[Do this]:
Examine the entries and show every line in which the word "Fuellstand" is found.

[Data extract]:

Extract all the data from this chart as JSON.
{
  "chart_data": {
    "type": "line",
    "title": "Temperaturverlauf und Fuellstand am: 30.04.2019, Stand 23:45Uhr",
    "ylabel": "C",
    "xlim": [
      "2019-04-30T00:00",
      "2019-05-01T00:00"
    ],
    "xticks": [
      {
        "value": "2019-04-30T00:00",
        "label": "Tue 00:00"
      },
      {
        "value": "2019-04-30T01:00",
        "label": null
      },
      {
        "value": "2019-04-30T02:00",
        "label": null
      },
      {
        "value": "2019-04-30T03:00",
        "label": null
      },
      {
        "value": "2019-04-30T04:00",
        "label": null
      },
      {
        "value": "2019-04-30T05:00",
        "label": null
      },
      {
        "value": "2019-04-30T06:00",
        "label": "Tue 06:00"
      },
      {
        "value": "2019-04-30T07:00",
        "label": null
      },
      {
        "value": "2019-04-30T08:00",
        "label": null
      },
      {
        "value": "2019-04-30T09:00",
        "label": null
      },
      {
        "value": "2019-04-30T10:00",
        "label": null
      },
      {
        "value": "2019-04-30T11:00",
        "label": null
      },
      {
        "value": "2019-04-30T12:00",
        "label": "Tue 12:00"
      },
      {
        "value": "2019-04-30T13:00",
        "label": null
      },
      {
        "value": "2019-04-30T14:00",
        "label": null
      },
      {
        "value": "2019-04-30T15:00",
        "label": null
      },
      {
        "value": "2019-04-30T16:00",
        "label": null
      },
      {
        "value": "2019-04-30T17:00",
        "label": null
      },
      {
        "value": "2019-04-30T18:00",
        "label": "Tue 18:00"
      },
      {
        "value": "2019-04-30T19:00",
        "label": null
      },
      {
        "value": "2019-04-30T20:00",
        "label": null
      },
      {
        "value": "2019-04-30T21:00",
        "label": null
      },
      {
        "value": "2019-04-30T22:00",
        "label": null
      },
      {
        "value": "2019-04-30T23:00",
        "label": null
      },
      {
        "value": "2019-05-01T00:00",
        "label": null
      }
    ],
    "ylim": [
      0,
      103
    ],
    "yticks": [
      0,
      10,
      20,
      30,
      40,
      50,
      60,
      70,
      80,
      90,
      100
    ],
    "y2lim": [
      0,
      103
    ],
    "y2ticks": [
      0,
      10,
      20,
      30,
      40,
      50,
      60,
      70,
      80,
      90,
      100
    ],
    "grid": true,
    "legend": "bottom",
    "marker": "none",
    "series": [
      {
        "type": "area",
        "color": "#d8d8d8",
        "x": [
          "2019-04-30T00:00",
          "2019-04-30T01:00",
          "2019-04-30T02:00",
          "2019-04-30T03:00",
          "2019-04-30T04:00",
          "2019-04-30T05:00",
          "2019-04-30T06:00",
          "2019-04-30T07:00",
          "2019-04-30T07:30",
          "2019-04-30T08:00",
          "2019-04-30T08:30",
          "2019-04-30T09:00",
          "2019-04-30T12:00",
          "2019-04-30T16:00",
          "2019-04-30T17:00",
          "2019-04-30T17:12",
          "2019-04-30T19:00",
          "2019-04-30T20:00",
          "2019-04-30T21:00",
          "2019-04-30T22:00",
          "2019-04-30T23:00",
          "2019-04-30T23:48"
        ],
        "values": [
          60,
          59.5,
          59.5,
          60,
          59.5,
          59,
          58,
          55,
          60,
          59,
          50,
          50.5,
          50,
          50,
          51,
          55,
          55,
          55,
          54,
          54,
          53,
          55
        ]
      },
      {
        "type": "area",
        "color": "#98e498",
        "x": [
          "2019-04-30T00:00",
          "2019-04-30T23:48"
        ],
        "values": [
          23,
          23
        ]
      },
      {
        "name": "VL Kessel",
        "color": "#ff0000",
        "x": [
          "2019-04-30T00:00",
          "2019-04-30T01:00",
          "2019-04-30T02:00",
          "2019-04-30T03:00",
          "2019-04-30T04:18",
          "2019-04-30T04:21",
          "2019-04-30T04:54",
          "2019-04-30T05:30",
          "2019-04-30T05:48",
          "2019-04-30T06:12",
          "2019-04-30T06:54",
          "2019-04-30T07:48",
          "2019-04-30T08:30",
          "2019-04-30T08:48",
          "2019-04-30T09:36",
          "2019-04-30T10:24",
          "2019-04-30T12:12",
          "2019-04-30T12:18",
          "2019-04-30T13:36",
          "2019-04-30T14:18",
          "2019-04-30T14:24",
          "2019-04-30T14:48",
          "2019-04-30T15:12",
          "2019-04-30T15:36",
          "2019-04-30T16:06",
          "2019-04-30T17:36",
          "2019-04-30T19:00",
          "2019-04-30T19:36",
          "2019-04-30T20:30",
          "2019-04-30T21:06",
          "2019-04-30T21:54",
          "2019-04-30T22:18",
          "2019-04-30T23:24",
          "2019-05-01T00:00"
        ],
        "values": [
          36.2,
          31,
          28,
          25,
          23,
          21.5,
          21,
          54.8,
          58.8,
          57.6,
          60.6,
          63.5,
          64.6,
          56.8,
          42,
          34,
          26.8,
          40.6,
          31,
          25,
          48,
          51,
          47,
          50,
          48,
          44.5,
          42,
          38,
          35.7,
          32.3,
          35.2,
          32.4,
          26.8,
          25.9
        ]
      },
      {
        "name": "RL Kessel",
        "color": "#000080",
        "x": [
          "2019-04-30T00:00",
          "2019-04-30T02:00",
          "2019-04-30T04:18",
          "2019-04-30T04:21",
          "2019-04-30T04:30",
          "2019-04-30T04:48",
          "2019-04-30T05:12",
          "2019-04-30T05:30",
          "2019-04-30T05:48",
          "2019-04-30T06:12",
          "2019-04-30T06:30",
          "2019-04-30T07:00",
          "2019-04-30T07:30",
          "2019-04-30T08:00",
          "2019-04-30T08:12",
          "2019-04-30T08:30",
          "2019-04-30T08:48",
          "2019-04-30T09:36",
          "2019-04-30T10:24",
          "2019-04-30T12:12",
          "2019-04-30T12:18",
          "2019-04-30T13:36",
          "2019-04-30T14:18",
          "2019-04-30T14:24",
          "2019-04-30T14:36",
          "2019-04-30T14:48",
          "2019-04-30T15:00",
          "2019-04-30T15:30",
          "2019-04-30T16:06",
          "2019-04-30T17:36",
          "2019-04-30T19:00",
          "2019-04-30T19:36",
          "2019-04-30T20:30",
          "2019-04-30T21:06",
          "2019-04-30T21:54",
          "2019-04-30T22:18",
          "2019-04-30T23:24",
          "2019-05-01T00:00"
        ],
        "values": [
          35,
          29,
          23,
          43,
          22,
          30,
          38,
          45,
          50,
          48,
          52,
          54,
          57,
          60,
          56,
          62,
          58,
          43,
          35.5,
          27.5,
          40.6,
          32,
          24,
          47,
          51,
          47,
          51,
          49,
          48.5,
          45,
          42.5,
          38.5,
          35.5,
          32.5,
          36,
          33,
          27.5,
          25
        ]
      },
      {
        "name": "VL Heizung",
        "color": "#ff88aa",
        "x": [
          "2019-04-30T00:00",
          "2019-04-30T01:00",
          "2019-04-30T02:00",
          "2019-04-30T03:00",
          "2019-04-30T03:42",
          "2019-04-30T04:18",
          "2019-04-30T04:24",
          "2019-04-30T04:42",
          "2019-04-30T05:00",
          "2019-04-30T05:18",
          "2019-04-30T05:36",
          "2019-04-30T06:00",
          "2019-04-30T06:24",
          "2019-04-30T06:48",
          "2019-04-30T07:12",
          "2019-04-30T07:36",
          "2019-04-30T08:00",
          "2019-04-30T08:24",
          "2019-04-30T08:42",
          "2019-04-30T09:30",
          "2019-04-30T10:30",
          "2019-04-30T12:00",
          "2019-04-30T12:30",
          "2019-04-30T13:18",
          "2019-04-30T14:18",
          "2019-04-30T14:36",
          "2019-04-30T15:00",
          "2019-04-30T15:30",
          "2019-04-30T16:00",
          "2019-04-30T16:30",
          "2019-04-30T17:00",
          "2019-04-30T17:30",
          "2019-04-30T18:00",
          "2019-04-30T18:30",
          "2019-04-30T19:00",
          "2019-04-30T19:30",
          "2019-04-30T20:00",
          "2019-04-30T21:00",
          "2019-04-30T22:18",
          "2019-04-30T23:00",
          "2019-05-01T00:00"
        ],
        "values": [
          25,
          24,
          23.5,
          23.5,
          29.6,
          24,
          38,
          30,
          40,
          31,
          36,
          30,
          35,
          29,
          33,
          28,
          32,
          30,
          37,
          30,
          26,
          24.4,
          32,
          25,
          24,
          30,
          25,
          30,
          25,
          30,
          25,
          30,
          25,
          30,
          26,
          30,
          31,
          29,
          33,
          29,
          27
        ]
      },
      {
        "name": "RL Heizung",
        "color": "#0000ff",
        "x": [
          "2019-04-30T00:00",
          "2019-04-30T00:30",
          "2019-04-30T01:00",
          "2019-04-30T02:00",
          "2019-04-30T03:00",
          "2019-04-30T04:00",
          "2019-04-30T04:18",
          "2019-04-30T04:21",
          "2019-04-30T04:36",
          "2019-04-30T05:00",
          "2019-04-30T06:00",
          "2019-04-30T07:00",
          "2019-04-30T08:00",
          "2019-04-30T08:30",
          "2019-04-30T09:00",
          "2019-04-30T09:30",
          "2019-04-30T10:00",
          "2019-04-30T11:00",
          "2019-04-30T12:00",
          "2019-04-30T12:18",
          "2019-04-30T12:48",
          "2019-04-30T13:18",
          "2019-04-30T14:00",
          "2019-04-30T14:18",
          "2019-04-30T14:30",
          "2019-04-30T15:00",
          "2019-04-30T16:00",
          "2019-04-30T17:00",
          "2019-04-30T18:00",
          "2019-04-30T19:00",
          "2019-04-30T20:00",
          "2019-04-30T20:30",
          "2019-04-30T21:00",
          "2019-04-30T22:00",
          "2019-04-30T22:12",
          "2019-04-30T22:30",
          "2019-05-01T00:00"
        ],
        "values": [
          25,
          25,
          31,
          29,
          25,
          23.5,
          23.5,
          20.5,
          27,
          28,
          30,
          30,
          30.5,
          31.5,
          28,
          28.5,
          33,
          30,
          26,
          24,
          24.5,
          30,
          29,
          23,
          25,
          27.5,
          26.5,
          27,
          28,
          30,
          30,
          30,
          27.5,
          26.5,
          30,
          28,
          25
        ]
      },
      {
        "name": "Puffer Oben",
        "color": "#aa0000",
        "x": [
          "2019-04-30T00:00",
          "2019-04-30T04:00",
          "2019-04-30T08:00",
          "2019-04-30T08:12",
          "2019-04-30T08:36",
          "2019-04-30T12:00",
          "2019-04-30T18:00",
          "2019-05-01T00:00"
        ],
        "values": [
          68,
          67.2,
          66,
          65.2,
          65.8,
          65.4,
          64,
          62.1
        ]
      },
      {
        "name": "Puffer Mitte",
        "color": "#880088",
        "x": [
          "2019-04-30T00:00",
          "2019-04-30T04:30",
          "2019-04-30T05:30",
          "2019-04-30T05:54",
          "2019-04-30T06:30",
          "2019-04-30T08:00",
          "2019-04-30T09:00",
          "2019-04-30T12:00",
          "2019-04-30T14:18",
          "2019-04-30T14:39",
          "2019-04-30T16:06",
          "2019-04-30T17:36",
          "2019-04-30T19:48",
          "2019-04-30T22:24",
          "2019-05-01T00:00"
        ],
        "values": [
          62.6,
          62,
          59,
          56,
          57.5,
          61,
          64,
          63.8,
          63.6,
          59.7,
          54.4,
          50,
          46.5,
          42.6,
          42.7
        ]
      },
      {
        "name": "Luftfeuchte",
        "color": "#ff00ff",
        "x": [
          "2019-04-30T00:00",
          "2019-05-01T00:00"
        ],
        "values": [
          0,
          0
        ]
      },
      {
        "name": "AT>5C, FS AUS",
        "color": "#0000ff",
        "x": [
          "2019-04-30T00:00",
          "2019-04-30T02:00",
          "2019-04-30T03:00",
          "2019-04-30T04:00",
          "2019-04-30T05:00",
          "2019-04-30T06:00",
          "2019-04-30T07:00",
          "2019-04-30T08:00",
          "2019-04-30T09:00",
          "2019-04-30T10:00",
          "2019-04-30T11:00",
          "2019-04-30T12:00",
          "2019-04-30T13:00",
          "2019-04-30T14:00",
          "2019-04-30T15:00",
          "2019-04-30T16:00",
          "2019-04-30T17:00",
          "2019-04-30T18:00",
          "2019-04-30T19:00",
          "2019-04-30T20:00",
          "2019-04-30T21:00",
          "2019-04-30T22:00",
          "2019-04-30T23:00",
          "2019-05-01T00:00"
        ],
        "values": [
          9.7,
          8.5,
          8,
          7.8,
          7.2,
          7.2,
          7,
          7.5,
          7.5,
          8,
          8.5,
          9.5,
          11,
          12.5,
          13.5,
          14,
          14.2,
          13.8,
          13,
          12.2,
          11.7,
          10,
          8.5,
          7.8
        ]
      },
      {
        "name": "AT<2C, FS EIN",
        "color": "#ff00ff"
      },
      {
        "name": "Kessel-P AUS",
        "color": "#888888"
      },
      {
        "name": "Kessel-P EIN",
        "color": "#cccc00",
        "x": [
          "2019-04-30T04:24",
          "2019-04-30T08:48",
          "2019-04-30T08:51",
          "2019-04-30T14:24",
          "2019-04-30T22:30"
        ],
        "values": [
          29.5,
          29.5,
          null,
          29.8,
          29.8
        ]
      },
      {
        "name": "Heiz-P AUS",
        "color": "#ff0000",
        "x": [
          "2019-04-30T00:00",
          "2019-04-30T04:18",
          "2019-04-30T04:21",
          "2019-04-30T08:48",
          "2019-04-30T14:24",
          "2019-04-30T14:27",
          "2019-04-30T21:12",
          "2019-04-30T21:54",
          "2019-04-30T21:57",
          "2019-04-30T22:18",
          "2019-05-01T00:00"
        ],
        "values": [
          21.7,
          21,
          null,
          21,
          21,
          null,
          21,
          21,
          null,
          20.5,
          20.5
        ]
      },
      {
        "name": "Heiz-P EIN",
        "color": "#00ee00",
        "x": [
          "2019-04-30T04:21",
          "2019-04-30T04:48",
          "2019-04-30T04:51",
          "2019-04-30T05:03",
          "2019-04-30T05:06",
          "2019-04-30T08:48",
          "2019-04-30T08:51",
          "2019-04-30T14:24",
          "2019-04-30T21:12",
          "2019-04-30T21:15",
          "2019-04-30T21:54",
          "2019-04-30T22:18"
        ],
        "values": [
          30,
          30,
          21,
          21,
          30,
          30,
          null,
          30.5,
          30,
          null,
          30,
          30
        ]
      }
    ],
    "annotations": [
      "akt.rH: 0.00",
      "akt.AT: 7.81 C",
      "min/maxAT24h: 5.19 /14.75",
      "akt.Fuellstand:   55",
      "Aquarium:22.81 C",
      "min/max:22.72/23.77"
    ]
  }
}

[Solution to this exercise]:
    "title": "Temperaturverlauf und Fuellstand am: 30.04.2019, Stand 23:45Uhr",
      "akt.Fuellstand:   55",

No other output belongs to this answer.